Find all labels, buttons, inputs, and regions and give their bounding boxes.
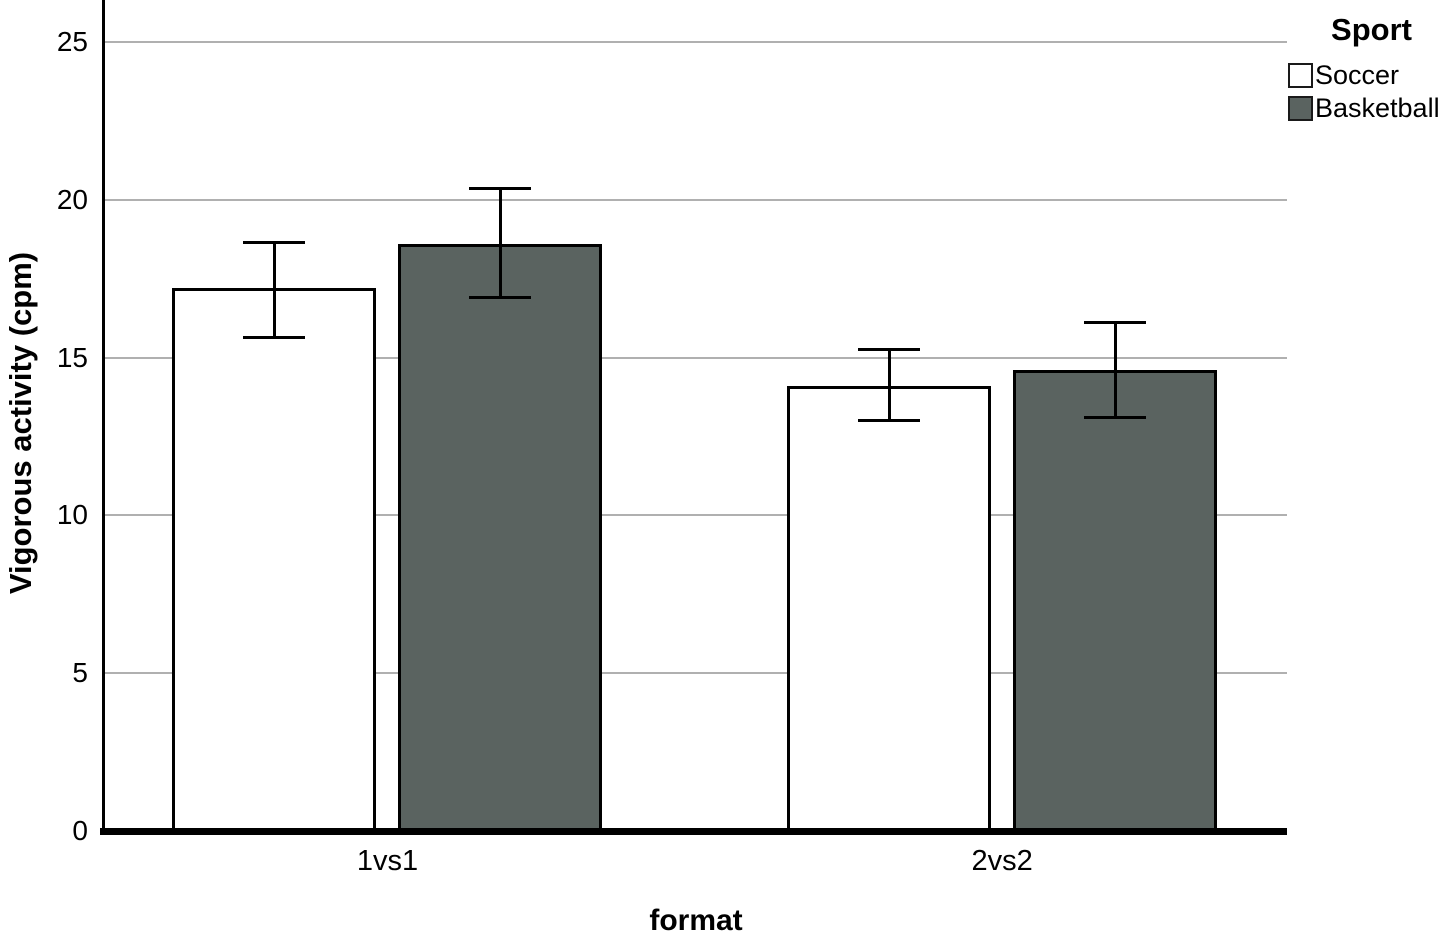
error-cap-upper-soccer-1vs1 [243, 240, 306, 244]
plot-area [100, 0, 1287, 835]
y-tick-label-25: 25 [56, 25, 88, 57]
y-tick-label-5: 5 [72, 657, 88, 689]
error-bar-basketball-1vs1 [498, 188, 502, 298]
legend-swatch-soccer [1288, 63, 1313, 88]
x-axis-title: format [649, 904, 743, 937]
error-cap-lower-basketball-2vs2 [1084, 416, 1147, 420]
error-cap-upper-basketball-1vs1 [469, 187, 532, 191]
x-tick-label-1vs1: 1vs1 [356, 845, 419, 877]
legend-items: Soccer Basketball [1288, 61, 1455, 123]
legend-title: Sport [1331, 12, 1412, 47]
y-tick-label-10: 10 [56, 499, 88, 531]
error-bar-soccer-1vs1 [272, 242, 276, 338]
error-cap-lower-basketball-1vs1 [469, 296, 532, 300]
y-tick-label-20: 20 [56, 183, 88, 215]
gridline-20 [105, 198, 1287, 201]
gridline-10 [105, 514, 1287, 517]
x-axis-line [100, 828, 1287, 835]
gridline-25 [105, 40, 1287, 43]
gridline-5 [105, 672, 1287, 675]
error-bar-basketball-2vs2 [1113, 322, 1117, 418]
error-cap-lower-soccer-2vs2 [858, 419, 921, 423]
legend-label-soccer: Soccer [1315, 60, 1400, 90]
bar-basketball-2vs2 [1013, 370, 1218, 831]
legend-swatch-basketball [1288, 96, 1313, 121]
error-bar-soccer-2vs2 [887, 349, 891, 421]
error-cap-lower-soccer-1vs1 [243, 335, 306, 339]
y-axis-line [102, 0, 105, 831]
error-cap-upper-basketball-2vs2 [1084, 321, 1147, 325]
bar-basketball-1vs1 [398, 243, 603, 831]
legend-item-soccer: Soccer [1288, 61, 1455, 90]
legend-item-basketball: Basketball [1288, 94, 1455, 123]
y-axis-title: Vigorous activity (cpm) [3, 251, 38, 595]
bar-soccer-2vs2 [787, 385, 992, 831]
legend-label-basketball: Basketball [1315, 93, 1440, 123]
error-cap-upper-soccer-2vs2 [858, 348, 921, 352]
x-tick-label-2vs2: 2vs2 [971, 845, 1033, 877]
y-tick-label-0: 0 [72, 815, 88, 846]
bar-soccer-1vs1 [172, 288, 377, 831]
legend: Sport Soccer Basketball [1288, 12, 1455, 127]
gridline-15 [105, 356, 1287, 359]
y-tick-label-15: 15 [56, 341, 88, 373]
#####
JOB:
Extract every line of the listing above verbatim, keeping the original order, and leave out the picture.

REPLY:
Find all labels, buttons, inputs, and regions and give their bounding boxes.
error-cap-upper-soccer-1vs1 [243, 240, 306, 244]
plot-area [100, 0, 1287, 835]
y-tick-label-25: 25 [56, 25, 88, 57]
y-tick-label-5: 5 [72, 657, 88, 689]
error-bar-basketball-1vs1 [498, 188, 502, 298]
legend-swatch-soccer [1288, 63, 1313, 88]
x-axis-title: format [649, 904, 743, 937]
error-cap-lower-basketball-2vs2 [1084, 416, 1147, 420]
error-cap-upper-basketball-1vs1 [469, 187, 532, 191]
x-tick-label-1vs1: 1vs1 [356, 845, 419, 877]
legend-items: Soccer Basketball [1288, 61, 1455, 123]
legend-title: Sport [1331, 12, 1412, 47]
y-tick-label-10: 10 [56, 499, 88, 531]
error-bar-soccer-1vs1 [272, 242, 276, 338]
error-cap-lower-basketball-1vs1 [469, 296, 532, 300]
y-tick-label-20: 20 [56, 183, 88, 215]
gridline-20 [105, 198, 1287, 201]
gridline-10 [105, 514, 1287, 517]
x-axis-line [100, 828, 1287, 835]
gridline-25 [105, 40, 1287, 43]
gridline-5 [105, 672, 1287, 675]
error-bar-basketball-2vs2 [1113, 322, 1117, 418]
error-cap-lower-soccer-2vs2 [858, 419, 921, 423]
legend-label-soccer: Soccer [1315, 60, 1400, 90]
bar-basketball-2vs2 [1013, 370, 1218, 831]
legend-swatch-basketball [1288, 96, 1313, 121]
error-bar-soccer-2vs2 [887, 349, 891, 421]
error-cap-lower-soccer-1vs1 [243, 335, 306, 339]
y-axis-line [102, 0, 105, 831]
error-cap-upper-basketball-2vs2 [1084, 321, 1147, 325]
bar-basketball-1vs1 [398, 243, 603, 831]
legend-item-soccer: Soccer [1288, 61, 1455, 90]
legend-item-basketball: Basketball [1288, 94, 1455, 123]
y-axis-title: Vigorous activity (cpm) [3, 251, 38, 595]
bar-soccer-2vs2 [787, 385, 992, 831]
legend-label-basketball: Basketball [1315, 93, 1440, 123]
error-cap-upper-soccer-2vs2 [858, 348, 921, 352]
x-tick-label-2vs2: 2vs2 [971, 845, 1033, 877]
y-tick-label-0: 0 [72, 815, 88, 846]
bar-soccer-1vs1 [172, 288, 377, 831]
legend: Sport Soccer Basketball [1288, 12, 1455, 127]
gridline-15 [105, 356, 1287, 359]
y-tick-label-15: 15 [56, 341, 88, 373]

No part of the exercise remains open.